LA RICHIESTA:
Modifica i record qui sotto sostituendo ogni "lon-label" con "longitude-label", senza cambiare nient'altro.

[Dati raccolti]
____________

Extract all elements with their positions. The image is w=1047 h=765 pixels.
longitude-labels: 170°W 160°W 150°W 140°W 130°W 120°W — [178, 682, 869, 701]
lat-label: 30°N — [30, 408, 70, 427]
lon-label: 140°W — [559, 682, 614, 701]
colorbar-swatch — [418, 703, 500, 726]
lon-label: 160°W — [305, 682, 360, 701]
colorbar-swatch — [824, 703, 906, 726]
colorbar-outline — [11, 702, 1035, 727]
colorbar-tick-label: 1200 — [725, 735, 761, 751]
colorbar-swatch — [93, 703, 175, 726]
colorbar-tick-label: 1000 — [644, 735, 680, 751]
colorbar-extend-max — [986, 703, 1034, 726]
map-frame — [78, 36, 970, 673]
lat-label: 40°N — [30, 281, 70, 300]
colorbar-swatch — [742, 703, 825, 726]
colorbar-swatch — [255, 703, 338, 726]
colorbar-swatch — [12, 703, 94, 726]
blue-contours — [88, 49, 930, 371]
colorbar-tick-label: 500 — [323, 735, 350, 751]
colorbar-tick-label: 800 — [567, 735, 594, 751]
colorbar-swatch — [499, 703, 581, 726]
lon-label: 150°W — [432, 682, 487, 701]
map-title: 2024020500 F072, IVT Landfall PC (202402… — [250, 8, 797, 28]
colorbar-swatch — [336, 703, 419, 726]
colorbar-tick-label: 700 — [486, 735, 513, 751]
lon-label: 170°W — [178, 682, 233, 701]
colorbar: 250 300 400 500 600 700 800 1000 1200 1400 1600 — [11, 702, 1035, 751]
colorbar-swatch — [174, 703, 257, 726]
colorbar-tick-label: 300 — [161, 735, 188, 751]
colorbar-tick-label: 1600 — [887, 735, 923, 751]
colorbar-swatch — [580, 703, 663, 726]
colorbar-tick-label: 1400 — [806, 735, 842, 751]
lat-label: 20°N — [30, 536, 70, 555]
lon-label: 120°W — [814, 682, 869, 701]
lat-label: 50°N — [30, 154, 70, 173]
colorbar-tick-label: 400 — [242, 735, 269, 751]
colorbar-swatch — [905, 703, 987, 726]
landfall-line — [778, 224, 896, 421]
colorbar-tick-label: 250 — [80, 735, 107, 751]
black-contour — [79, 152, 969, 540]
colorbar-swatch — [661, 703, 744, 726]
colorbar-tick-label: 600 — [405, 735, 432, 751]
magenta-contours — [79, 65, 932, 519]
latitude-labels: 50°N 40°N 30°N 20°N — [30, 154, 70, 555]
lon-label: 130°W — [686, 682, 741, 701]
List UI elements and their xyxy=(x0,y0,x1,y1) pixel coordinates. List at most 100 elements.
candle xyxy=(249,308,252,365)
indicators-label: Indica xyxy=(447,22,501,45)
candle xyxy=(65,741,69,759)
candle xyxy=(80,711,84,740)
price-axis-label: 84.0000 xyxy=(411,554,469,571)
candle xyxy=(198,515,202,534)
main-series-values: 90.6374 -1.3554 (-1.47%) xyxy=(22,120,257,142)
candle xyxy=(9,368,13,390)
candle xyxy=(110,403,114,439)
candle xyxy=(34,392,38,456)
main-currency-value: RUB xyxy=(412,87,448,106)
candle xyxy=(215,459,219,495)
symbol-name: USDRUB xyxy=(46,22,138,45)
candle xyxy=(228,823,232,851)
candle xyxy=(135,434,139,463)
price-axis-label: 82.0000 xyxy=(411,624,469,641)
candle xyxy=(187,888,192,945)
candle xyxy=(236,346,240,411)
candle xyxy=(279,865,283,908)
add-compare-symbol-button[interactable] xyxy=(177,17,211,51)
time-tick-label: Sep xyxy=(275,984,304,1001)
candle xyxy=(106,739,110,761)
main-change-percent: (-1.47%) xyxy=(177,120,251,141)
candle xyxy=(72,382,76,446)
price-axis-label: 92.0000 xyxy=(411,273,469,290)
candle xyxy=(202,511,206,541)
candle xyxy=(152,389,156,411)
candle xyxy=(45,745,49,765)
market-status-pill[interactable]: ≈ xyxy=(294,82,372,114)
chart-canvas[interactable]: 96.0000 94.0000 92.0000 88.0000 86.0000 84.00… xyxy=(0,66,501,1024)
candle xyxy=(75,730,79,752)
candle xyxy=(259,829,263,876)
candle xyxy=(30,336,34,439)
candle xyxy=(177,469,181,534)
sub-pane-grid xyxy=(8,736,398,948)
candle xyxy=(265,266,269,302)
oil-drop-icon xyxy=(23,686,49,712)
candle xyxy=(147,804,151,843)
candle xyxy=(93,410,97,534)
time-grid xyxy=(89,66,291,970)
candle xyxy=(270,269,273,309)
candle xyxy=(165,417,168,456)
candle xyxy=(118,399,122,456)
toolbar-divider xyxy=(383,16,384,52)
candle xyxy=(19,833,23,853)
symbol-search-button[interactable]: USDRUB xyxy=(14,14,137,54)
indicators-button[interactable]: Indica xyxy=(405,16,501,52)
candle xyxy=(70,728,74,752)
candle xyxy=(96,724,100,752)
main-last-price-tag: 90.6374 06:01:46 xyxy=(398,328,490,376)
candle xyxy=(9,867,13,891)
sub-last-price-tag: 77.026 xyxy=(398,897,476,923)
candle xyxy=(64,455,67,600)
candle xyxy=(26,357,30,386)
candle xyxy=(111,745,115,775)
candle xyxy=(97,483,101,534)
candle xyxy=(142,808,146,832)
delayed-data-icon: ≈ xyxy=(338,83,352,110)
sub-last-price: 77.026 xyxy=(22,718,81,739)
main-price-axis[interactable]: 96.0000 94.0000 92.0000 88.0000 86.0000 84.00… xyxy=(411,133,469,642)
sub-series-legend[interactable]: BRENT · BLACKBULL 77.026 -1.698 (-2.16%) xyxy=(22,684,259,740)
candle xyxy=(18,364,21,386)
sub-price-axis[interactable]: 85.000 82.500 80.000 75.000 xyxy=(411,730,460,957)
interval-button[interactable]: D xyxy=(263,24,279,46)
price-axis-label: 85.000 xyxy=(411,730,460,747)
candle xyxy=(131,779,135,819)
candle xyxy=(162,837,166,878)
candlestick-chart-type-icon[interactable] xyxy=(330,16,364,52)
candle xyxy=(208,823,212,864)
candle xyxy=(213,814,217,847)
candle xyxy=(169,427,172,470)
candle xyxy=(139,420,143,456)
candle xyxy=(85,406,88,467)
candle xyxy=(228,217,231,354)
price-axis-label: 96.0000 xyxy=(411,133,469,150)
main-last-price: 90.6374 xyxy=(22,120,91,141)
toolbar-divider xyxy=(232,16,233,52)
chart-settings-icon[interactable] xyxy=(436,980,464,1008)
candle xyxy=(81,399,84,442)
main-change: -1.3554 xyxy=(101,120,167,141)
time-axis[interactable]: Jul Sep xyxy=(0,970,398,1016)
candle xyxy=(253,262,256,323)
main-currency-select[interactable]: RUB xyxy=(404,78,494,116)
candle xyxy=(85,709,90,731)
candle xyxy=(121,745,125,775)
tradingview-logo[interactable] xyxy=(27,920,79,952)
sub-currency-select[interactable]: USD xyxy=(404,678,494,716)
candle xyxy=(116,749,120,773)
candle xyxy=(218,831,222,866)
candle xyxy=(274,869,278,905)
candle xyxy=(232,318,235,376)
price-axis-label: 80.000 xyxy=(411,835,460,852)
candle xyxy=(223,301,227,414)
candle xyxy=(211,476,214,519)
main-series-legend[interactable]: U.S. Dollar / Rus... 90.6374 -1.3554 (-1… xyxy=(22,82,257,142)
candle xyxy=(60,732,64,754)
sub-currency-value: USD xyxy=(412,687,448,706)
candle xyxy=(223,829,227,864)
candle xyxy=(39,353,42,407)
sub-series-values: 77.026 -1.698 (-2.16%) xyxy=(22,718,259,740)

____________

SOLUZIONE DEL COMPITO:
Extract all elements with their positions. The image is w=1047 h=765 pixels.
longitude-labels: 170°W 160°W 150°W 140°W 130°W 120°W — [178, 682, 869, 701]
lat-label: 30°N — [30, 408, 70, 427]
longitude-label: 140°W — [559, 682, 614, 701]
colorbar-swatch — [418, 703, 500, 726]
longitude-label: 160°W — [305, 682, 360, 701]
colorbar-swatch — [824, 703, 906, 726]
colorbar-outline — [11, 702, 1035, 727]
colorbar-tick-label: 1200 — [725, 735, 761, 751]
colorbar-swatch — [93, 703, 175, 726]
colorbar-tick-label: 1000 — [644, 735, 680, 751]
colorbar-extend-max — [986, 703, 1034, 726]
map-frame — [78, 36, 970, 673]
lat-label: 40°N — [30, 281, 70, 300]
colorbar-swatch — [742, 703, 825, 726]
colorbar-swatch — [255, 703, 338, 726]
colorbar-swatch — [12, 703, 94, 726]
blue-contours — [88, 49, 930, 371]
colorbar-tick-label: 500 — [323, 735, 350, 751]
colorbar-tick-label: 800 — [567, 735, 594, 751]
colorbar-swatch — [499, 703, 581, 726]
longitude-label: 150°W — [432, 682, 487, 701]
map-title: 2024020500 F072, IVT Landfall PC (202402… — [250, 8, 797, 28]
colorbar-swatch — [336, 703, 419, 726]
colorbar-tick-label: 700 — [486, 735, 513, 751]
longitude-label: 170°W — [178, 682, 233, 701]
colorbar: 250 300 400 500 600 700 800 1000 1200 1400 1600 — [11, 702, 1035, 751]
colorbar-swatch — [174, 703, 257, 726]
colorbar-tick-label: 300 — [161, 735, 188, 751]
colorbar-tick-label: 1600 — [887, 735, 923, 751]
colorbar-swatch — [580, 703, 663, 726]
colorbar-tick-label: 1400 — [806, 735, 842, 751]
lat-label: 20°N — [30, 536, 70, 555]
longitude-label: 120°W — [814, 682, 869, 701]
lat-label: 50°N — [30, 154, 70, 173]
colorbar-tick-label: 400 — [242, 735, 269, 751]
colorbar-swatch — [905, 703, 987, 726]
landfall-line — [778, 224, 896, 421]
colorbar-tick-label: 250 — [80, 735, 107, 751]
black-contour — [79, 152, 969, 540]
colorbar-swatch — [661, 703, 744, 726]
colorbar-tick-label: 600 — [405, 735, 432, 751]
magenta-contours — [79, 65, 932, 519]
latitude-labels: 50°N 40°N 30°N 20°N — [30, 154, 70, 555]
longitude-label: 130°W — [686, 682, 741, 701]
List UI elements and their xyxy=(x0,y0,x1,y1) pixel coordinates. List at most 100 elements.
candle xyxy=(249,308,252,365)
indicators-label: Indica xyxy=(447,22,501,45)
candle xyxy=(65,741,69,759)
candle xyxy=(80,711,84,740)
price-axis-label: 84.0000 xyxy=(411,554,469,571)
candle xyxy=(198,515,202,534)
main-series-values: 90.6374 -1.3554 (-1.47%) xyxy=(22,120,257,142)
candle xyxy=(9,368,13,390)
candle xyxy=(110,403,114,439)
candle xyxy=(34,392,38,456)
main-currency-value: RUB xyxy=(412,87,448,106)
candle xyxy=(215,459,219,495)
symbol-name: USDRUB xyxy=(46,22,138,45)
candle xyxy=(228,823,232,851)
candle xyxy=(135,434,139,463)
price-axis-label: 82.0000 xyxy=(411,624,469,641)
candle xyxy=(187,888,192,945)
candle xyxy=(236,346,240,411)
candle xyxy=(279,865,283,908)
add-compare-symbol-button[interactable] xyxy=(177,17,211,51)
time-tick-label: Sep xyxy=(275,984,304,1001)
candle xyxy=(106,739,110,761)
main-change-percent: (-1.47%) xyxy=(177,120,251,141)
candle xyxy=(72,382,76,446)
price-axis-label: 92.0000 xyxy=(411,273,469,290)
candle xyxy=(202,511,206,541)
candle xyxy=(152,389,156,411)
candle xyxy=(45,745,49,765)
market-status-pill[interactable]: ≈ xyxy=(294,82,372,114)
chart-canvas[interactable]: 96.0000 94.0000 92.0000 88.0000 86.0000 84.00… xyxy=(0,66,501,1024)
candle xyxy=(75,730,79,752)
candle xyxy=(259,829,263,876)
candle xyxy=(30,336,34,439)
candle xyxy=(177,469,181,534)
sub-pane-grid xyxy=(8,736,398,948)
candle xyxy=(265,266,269,302)
oil-drop-icon xyxy=(23,686,49,712)
candle xyxy=(147,804,151,843)
candle xyxy=(93,410,97,534)
time-grid xyxy=(89,66,291,970)
candle xyxy=(270,269,273,309)
candle xyxy=(165,417,168,456)
candle xyxy=(118,399,122,456)
toolbar-divider xyxy=(383,16,384,52)
candle xyxy=(19,833,23,853)
symbol-search-button[interactable]: USDRUB xyxy=(14,14,137,54)
indicators-button[interactable]: Indica xyxy=(405,16,501,52)
candle xyxy=(70,728,74,752)
candle xyxy=(96,724,100,752)
main-last-price-tag: 90.6374 06:01:46 xyxy=(398,328,490,376)
candle xyxy=(9,867,13,891)
sub-last-price-tag: 77.026 xyxy=(398,897,476,923)
candle xyxy=(64,455,67,600)
candle xyxy=(26,357,30,386)
candle xyxy=(111,745,115,775)
candle xyxy=(97,483,101,534)
candle xyxy=(142,808,146,832)
delayed-data-icon: ≈ xyxy=(338,83,352,110)
sub-last-price: 77.026 xyxy=(22,718,81,739)
main-price-axis[interactable]: 96.0000 94.0000 92.0000 88.0000 86.0000 84.00… xyxy=(411,133,469,642)
sub-series-legend[interactable]: BRENT · BLACKBULL 77.026 -1.698 (-2.16%) xyxy=(22,684,259,740)
candle xyxy=(18,364,21,386)
sub-price-axis[interactable]: 85.000 82.500 80.000 75.000 xyxy=(411,730,460,957)
interval-button[interactable]: D xyxy=(263,24,279,46)
price-axis-label: 85.000 xyxy=(411,730,460,747)
candle xyxy=(131,779,135,819)
candle xyxy=(162,837,166,878)
candlestick-chart-type-icon[interactable] xyxy=(330,16,364,52)
candle xyxy=(208,823,212,864)
candle xyxy=(213,814,217,847)
candle xyxy=(169,427,172,470)
candle xyxy=(139,420,143,456)
candle xyxy=(85,406,88,467)
candle xyxy=(228,217,231,354)
price-axis-label: 96.0000 xyxy=(411,133,469,150)
main-last-price: 90.6374 xyxy=(22,120,91,141)
toolbar-divider xyxy=(232,16,233,52)
chart-settings-icon[interactable] xyxy=(436,980,464,1008)
candle xyxy=(81,399,84,442)
main-change: -1.3554 xyxy=(101,120,167,141)
time-axis[interactable]: Jul Sep xyxy=(0,970,398,1016)
candle xyxy=(253,262,256,323)
main-currency-select[interactable]: RUB xyxy=(404,78,494,116)
candle xyxy=(85,709,90,731)
candle xyxy=(121,745,125,775)
tradingview-logo[interactable] xyxy=(27,920,79,952)
sub-currency-select[interactable]: USD xyxy=(404,678,494,716)
candle xyxy=(116,749,120,773)
candle xyxy=(218,831,222,866)
candle xyxy=(274,869,278,905)
candle xyxy=(232,318,235,376)
price-axis-label: 80.000 xyxy=(411,835,460,852)
candle xyxy=(223,301,227,414)
candle xyxy=(211,476,214,519)
main-series-legend[interactable]: U.S. Dollar / Rus... 90.6374 -1.3554 (-1… xyxy=(22,82,257,142)
candle xyxy=(60,732,64,754)
sub-currency-value: USD xyxy=(412,687,448,706)
candle xyxy=(223,829,227,864)
candle xyxy=(39,353,42,407)
sub-series-values: 77.026 -1.698 (-2.16%) xyxy=(22,718,259,740)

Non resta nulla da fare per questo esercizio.